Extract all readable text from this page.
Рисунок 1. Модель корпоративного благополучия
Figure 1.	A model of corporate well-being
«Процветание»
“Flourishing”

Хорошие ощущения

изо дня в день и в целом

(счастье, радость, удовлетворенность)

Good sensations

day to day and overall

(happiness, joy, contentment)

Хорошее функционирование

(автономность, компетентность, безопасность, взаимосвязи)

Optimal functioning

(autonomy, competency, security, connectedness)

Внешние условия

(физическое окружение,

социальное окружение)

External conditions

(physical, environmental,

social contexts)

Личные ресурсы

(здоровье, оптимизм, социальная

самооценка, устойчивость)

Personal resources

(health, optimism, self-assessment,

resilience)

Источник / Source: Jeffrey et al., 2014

------------------------------------

WRITTEN TASK -
Find the word "окружение" in the material, then list each line that holds it.

REPLY TO THE EXERCISE -
(физическое окружение,
социальное окружение)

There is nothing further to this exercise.